┌─ Information shown
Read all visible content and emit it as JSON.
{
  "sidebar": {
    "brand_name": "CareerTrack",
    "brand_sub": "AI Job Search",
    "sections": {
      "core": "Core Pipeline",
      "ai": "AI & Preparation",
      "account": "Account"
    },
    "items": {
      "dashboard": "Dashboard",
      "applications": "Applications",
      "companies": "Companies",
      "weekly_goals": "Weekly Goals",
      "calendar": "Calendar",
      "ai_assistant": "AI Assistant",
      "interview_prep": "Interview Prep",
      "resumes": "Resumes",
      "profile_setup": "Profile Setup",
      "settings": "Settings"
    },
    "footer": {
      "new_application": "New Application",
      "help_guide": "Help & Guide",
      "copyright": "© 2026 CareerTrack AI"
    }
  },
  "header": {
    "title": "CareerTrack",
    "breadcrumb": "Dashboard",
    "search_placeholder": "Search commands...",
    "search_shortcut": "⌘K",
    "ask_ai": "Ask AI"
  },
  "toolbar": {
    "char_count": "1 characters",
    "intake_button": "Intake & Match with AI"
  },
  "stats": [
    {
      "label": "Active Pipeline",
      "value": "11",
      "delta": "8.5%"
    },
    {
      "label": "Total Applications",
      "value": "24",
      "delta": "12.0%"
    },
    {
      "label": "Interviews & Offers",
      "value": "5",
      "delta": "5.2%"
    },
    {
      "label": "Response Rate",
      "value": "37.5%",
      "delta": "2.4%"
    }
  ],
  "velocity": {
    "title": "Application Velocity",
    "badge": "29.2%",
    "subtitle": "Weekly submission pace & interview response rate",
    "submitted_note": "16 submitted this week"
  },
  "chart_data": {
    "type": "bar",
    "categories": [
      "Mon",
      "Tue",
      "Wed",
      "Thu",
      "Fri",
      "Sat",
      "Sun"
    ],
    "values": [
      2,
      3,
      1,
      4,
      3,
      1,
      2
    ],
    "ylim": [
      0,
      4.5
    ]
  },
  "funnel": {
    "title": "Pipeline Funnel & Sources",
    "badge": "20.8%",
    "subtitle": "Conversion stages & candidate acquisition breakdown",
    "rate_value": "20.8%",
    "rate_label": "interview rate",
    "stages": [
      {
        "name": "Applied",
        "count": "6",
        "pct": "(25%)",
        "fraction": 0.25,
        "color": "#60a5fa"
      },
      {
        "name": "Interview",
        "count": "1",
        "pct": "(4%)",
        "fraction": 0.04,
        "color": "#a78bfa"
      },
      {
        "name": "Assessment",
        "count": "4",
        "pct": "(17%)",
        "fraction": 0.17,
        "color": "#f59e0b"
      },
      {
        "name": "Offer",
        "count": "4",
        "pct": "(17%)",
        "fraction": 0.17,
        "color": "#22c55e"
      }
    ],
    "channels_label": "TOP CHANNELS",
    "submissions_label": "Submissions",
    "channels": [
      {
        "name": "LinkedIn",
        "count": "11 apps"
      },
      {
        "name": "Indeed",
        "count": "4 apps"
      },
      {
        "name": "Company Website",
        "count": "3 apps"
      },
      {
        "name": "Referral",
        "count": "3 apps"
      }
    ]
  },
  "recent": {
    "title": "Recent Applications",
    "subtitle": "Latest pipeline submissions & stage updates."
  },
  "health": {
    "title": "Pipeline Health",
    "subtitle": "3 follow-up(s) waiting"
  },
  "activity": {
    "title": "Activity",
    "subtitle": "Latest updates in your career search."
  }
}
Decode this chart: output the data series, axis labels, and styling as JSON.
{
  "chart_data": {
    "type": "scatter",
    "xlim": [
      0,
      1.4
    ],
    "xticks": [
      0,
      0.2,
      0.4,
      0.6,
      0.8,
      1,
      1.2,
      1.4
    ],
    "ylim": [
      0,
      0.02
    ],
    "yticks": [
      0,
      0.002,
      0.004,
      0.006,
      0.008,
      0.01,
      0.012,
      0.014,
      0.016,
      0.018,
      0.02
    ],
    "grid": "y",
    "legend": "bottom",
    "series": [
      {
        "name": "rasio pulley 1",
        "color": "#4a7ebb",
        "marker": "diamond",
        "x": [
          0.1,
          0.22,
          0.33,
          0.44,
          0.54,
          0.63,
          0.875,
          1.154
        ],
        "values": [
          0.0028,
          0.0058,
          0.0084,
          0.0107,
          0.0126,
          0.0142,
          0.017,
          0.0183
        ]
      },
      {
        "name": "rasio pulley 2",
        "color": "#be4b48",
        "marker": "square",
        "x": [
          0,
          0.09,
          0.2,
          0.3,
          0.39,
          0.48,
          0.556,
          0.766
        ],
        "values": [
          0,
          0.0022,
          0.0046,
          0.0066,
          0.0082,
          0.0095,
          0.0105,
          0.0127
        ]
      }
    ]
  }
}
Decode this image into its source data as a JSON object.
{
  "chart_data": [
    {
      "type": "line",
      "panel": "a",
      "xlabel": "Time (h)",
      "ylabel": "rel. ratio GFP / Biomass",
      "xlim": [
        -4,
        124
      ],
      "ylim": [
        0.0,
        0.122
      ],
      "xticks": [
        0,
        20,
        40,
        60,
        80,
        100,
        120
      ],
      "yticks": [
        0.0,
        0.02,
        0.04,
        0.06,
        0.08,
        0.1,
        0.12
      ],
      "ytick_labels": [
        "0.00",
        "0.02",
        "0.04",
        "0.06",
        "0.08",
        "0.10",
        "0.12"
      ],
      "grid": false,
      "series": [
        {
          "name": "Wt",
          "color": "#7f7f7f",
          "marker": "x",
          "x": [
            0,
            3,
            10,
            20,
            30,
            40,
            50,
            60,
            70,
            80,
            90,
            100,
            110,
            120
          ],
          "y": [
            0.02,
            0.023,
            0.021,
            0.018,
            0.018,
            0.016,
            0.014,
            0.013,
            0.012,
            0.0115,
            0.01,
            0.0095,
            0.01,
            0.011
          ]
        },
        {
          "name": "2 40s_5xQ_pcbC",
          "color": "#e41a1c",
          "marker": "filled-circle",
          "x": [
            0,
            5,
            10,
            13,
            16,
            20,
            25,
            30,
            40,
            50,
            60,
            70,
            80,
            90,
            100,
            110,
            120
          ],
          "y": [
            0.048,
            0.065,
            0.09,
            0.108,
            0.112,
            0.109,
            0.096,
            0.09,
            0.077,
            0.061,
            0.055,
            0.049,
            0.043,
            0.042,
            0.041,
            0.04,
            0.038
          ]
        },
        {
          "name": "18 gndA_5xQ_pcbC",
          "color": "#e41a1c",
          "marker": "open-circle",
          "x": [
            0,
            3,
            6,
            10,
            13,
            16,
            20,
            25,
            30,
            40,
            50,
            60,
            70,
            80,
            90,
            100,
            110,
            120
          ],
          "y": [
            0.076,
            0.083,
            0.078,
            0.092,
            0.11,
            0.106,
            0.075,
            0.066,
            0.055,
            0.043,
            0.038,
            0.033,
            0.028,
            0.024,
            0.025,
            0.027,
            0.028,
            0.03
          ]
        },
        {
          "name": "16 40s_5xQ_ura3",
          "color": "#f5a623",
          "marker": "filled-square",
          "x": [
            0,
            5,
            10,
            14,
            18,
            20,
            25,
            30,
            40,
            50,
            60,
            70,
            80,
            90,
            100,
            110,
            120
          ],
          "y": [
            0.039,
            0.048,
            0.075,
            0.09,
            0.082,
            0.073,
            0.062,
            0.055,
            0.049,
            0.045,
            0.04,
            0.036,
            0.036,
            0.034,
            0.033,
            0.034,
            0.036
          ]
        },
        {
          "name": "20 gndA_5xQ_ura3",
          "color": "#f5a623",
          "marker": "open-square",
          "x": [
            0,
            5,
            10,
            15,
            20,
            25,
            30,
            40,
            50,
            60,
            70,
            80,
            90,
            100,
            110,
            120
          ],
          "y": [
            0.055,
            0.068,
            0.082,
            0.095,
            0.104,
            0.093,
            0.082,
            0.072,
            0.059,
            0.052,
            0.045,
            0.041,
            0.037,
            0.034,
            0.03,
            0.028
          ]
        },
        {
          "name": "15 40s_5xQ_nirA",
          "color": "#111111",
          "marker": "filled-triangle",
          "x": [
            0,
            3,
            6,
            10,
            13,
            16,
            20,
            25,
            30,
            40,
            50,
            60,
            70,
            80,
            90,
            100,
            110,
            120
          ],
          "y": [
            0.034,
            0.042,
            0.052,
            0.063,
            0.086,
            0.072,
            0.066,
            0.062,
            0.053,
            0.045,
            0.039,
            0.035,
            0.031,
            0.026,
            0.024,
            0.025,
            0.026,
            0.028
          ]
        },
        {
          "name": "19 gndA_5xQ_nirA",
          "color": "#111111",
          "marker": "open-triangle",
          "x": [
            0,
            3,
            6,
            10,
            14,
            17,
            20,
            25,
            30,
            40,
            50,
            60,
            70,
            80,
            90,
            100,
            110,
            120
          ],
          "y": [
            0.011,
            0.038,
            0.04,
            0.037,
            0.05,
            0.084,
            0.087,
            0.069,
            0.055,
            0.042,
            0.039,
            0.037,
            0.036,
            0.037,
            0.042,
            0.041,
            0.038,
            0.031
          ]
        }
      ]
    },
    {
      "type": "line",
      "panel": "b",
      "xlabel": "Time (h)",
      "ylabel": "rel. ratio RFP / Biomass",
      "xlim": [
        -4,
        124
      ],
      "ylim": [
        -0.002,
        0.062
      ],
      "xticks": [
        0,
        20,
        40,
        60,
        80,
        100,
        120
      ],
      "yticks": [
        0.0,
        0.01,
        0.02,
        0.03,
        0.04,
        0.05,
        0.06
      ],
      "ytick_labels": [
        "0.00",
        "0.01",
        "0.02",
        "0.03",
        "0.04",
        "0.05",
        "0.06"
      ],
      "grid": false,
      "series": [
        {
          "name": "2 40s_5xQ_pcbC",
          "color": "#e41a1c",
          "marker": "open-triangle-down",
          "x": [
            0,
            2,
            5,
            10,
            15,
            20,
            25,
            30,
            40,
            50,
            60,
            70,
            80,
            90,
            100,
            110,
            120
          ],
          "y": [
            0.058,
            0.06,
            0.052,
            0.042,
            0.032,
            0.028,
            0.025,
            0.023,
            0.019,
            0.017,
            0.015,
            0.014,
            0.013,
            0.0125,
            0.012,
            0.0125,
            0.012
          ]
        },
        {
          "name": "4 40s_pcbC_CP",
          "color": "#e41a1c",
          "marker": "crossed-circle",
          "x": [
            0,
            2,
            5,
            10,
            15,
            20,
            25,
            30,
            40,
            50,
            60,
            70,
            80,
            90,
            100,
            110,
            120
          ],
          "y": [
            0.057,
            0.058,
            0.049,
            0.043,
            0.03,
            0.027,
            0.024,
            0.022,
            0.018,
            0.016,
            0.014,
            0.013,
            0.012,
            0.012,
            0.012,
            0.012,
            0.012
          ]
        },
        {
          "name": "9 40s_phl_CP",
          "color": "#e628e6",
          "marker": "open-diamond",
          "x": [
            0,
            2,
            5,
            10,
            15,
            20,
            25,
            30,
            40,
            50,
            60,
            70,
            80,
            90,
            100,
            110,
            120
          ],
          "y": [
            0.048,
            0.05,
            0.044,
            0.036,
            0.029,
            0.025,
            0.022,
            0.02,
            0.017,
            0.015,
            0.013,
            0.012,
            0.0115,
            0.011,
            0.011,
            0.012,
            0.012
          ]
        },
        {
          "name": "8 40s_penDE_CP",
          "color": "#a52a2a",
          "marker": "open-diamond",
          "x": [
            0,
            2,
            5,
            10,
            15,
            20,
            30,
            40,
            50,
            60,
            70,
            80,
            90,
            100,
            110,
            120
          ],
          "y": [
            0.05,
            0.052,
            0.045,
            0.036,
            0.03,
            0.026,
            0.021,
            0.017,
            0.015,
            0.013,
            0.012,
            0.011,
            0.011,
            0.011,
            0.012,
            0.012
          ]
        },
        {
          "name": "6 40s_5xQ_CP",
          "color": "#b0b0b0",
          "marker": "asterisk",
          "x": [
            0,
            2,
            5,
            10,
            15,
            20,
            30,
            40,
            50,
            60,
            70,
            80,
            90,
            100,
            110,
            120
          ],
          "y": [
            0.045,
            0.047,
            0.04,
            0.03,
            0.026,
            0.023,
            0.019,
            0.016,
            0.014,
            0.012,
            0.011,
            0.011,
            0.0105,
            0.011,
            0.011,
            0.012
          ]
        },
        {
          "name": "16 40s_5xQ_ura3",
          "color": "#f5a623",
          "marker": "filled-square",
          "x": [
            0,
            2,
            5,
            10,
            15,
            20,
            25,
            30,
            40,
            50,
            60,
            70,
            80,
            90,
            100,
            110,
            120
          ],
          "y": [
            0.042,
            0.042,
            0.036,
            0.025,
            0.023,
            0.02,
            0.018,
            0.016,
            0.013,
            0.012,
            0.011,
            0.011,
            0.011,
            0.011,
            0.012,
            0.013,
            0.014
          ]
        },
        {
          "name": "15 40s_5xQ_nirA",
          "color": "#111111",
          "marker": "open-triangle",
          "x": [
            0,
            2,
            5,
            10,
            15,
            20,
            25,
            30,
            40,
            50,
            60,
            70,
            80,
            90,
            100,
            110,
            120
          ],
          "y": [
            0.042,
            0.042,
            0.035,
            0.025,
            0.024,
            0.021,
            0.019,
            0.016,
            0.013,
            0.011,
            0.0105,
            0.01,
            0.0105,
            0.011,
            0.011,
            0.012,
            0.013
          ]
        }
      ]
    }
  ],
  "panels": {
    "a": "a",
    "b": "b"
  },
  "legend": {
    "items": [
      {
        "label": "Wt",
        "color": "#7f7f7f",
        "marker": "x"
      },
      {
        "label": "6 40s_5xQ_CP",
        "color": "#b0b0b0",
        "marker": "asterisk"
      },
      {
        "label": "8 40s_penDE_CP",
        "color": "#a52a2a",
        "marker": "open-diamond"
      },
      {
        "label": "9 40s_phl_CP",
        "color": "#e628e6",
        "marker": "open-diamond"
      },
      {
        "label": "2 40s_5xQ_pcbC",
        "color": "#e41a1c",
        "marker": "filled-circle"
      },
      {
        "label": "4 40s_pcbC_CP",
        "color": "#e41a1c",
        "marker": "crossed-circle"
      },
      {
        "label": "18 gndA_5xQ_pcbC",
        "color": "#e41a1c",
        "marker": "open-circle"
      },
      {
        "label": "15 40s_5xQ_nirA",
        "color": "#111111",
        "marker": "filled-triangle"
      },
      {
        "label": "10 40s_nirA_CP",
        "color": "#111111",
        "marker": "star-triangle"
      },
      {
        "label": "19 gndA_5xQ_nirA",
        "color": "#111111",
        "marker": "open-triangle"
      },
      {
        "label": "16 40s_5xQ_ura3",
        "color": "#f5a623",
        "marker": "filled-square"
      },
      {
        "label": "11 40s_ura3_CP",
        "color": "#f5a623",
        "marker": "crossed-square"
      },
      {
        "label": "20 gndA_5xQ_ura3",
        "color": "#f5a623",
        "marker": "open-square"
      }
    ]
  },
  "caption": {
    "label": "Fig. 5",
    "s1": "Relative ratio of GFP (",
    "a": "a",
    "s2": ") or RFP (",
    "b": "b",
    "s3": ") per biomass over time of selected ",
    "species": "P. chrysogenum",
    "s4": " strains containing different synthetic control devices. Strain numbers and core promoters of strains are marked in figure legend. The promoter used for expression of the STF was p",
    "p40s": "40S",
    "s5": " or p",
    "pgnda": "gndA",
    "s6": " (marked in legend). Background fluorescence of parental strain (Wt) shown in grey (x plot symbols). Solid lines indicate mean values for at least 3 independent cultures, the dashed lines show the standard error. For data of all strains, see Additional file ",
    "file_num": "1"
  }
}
└─
[Problem description]
Read through the data and copy every line where "subtitle" shows up.

[Final answer]
    "subtitle": "Weekly submission pace & interview response rate",
    "subtitle": "Conversion stages & candidate acquisition breakdown",
    "subtitle": "Latest pipeline submissions & stage updates."
    "subtitle": "3 follow-up(s) waiting"
    "subtitle": "Latest updates in your career search."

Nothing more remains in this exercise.